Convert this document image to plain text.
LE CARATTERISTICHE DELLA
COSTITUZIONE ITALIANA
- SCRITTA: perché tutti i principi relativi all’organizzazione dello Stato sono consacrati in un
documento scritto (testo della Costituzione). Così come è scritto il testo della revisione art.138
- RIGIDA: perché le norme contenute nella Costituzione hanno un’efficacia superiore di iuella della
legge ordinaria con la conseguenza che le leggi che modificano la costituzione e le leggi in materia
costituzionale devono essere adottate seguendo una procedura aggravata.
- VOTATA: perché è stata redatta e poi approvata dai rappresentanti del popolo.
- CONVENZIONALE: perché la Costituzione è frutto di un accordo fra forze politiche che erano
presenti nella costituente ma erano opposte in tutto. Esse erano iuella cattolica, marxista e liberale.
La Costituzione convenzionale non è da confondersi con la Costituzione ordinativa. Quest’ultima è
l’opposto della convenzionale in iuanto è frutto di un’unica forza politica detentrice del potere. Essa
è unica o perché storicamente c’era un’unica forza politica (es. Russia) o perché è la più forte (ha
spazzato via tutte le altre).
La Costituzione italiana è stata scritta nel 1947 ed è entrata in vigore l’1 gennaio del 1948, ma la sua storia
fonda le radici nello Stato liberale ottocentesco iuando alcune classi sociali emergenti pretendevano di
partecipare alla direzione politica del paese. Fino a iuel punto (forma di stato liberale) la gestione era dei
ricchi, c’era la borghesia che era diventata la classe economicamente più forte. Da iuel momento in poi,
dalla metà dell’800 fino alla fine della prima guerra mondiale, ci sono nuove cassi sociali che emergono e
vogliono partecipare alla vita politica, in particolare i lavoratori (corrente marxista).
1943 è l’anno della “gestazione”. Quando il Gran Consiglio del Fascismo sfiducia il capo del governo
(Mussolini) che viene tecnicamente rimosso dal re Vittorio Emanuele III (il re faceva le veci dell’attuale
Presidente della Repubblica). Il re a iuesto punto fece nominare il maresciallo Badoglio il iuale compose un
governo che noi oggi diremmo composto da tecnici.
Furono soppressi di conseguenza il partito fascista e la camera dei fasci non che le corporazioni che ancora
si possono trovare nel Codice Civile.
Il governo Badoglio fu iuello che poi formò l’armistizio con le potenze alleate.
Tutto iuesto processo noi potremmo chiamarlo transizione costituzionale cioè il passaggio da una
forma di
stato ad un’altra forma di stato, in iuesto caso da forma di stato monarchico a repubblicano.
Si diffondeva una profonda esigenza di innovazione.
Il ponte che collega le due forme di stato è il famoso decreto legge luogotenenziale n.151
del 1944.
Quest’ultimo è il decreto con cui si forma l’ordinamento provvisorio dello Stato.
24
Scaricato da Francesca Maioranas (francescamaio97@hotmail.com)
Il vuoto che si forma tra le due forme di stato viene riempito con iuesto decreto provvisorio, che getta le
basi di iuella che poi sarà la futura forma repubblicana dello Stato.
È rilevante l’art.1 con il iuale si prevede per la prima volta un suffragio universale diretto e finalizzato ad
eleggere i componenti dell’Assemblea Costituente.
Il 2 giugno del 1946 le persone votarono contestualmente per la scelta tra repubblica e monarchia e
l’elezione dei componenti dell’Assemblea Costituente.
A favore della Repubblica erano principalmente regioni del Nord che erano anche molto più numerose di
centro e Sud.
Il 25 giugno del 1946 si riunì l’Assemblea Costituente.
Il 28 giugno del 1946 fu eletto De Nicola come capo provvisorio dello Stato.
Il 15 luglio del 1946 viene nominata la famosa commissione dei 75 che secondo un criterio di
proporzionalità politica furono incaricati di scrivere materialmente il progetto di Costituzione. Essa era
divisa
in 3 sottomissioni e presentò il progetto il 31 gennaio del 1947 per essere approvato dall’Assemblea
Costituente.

□ □ □ □ □

> _Job_: Write out the full set of records exactly as given.

> _Output for this task_:
Convert this document image to plain text.
LE CARATTERISTICHE DELLA
COSTITUZIONE ITALIANA
- SCRITTA: perché tutti i principi relativi all’organizzazione dello Stato sono consacrati in un
documento scritto (testo della Costituzione). Così come è scritto il testo della revisione art.138
- RIGIDA: perché le norme contenute nella Costituzione hanno un’efficacia superiore di iuella della
legge ordinaria con la conseguenza che le leggi che modificano la costituzione e le leggi in materia
costituzionale devono essere adottate seguendo una procedura aggravata.
- VOTATA: perché è stata redatta e poi approvata dai rappresentanti del popolo.
- CONVENZIONALE: perché la Costituzione è frutto di un accordo fra forze politiche che erano
presenti nella costituente ma erano opposte in tutto. Esse erano iuella cattolica, marxista e liberale.
La Costituzione convenzionale non è da confondersi con la Costituzione ordinativa. Quest’ultima è
l’opposto della convenzionale in iuanto è frutto di un’unica forza politica detentrice del potere. Essa
è unica o perché storicamente c’era un’unica forza politica (es. Russia) o perché è la più forte (ha
spazzato via tutte le altre).
La Costituzione italiana è stata scritta nel 1947 ed è entrata in vigore l’1 gennaio del 1948, ma la sua storia
fonda le radici nello Stato liberale ottocentesco iuando alcune classi sociali emergenti pretendevano di
partecipare alla direzione politica del paese. Fino a iuel punto (forma di stato liberale) la gestione era dei
ricchi, c’era la borghesia che era diventata la classe economicamente più forte. Da iuel momento in poi,
dalla metà dell’800 fino alla fine della prima guerra mondiale, ci sono nuove cassi sociali che emergono e
vogliono partecipare alla vita politica, in particolare i lavoratori (corrente marxista).
1943 è l’anno della “gestazione”. Quando il Gran Consiglio del Fascismo sfiducia il capo del governo
(Mussolini) che viene tecnicamente rimosso dal re Vittorio Emanuele III (il re faceva le veci dell’attuale
Presidente della Repubblica). Il re a iuesto punto fece nominare il maresciallo Badoglio il iuale compose un
governo che noi oggi diremmo composto da tecnici.
Furono soppressi di conseguenza il partito fascista e la camera dei fasci non che le corporazioni che ancora
si possono trovare nel Codice Civile.
Il governo Badoglio fu iuello che poi formò l’armistizio con le potenze alleate.
Tutto iuesto processo noi potremmo chiamarlo transizione costituzionale cioè il passaggio da una
forma di
stato ad un’altra forma di stato, in iuesto caso da forma di stato monarchico a repubblicano.
Si diffondeva una profonda esigenza di innovazione.
Il ponte che collega le due forme di stato è il famoso decreto legge luogotenenziale n.151
del 1944.
Quest’ultimo è il decreto con cui si forma l’ordinamento provvisorio dello Stato.
24
Scaricato da Francesca Maioranas (francescamaio97@hotmail.com)
Il vuoto che si forma tra le due forme di stato viene riempito con iuesto decreto provvisorio, che getta le
basi di iuella che poi sarà la futura forma repubblicana dello Stato.
È rilevante l’art.1 con il iuale si prevede per la prima volta un suffragio universale diretto e finalizzato ad
eleggere i componenti dell’Assemblea Costituente.
Il 2 giugno del 1946 le persone votarono contestualmente per la scelta tra repubblica e monarchia e
l’elezione dei componenti dell’Assemblea Costituente.
A favore della Repubblica erano principalmente regioni del Nord che erano anche molto più numerose di
centro e Sud.
Il 25 giugno del 1946 si riunì l’Assemblea Costituente.
Il 28 giugno del 1946 fu eletto De Nicola come capo provvisorio dello Stato.
Il 15 luglio del 1946 viene nominata la famosa commissione dei 75 che secondo un criterio di
proporzionalità politica furono incaricati di scrivere materialmente il progetto di Costituzione. Essa era
divisa
in 3 sottomissioni e presentò il progetto il 31 gennaio del 1947 per essere approvato dall’Assemblea
Costituente.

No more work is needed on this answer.